### Work required
Find the lines containing the word "Greely" and copy every one of them.

⟨

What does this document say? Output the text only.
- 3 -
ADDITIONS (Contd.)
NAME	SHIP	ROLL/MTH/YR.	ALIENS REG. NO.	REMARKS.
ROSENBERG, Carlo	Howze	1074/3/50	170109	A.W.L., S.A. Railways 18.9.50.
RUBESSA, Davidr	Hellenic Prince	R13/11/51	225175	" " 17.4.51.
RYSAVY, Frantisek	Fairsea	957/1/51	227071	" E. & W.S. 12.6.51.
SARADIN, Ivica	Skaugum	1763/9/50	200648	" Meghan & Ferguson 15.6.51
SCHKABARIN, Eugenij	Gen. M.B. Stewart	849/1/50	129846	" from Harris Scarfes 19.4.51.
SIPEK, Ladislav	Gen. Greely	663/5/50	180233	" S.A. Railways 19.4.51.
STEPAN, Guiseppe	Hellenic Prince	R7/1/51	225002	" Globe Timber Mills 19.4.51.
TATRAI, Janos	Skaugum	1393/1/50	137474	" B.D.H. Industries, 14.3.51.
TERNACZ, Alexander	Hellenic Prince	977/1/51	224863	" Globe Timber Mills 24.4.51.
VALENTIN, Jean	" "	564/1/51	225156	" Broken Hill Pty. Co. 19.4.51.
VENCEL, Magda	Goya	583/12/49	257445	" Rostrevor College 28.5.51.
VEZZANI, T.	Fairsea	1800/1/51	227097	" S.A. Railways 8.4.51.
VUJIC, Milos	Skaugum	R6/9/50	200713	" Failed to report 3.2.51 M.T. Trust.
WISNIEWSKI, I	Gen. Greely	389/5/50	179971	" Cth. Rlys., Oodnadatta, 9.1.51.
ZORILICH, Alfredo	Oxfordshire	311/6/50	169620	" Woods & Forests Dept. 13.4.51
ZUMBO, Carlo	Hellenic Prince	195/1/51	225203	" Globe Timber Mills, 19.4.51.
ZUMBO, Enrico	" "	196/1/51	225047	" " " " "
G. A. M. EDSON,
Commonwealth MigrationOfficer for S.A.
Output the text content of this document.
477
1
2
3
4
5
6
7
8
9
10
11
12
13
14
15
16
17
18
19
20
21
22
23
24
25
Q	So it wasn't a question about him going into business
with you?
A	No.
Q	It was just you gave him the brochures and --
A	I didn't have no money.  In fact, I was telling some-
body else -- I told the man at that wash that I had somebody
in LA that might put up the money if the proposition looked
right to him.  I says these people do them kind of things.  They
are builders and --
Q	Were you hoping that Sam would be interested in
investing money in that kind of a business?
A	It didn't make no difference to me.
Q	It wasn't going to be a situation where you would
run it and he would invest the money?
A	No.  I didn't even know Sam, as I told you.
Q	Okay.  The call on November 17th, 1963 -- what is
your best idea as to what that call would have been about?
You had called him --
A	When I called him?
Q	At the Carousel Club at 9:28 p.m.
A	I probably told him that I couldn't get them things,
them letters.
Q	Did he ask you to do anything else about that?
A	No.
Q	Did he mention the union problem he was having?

⟩

### Written response
SIPEK, Ladislav	Gen. Greely	663/5/50	180233	" S.A. Railways 19.4.51.
WISNIEWSKI, I	Gen. Greely	389/5/50	179971	" Cth. Rlys., Oodnadatta, 9.1.51.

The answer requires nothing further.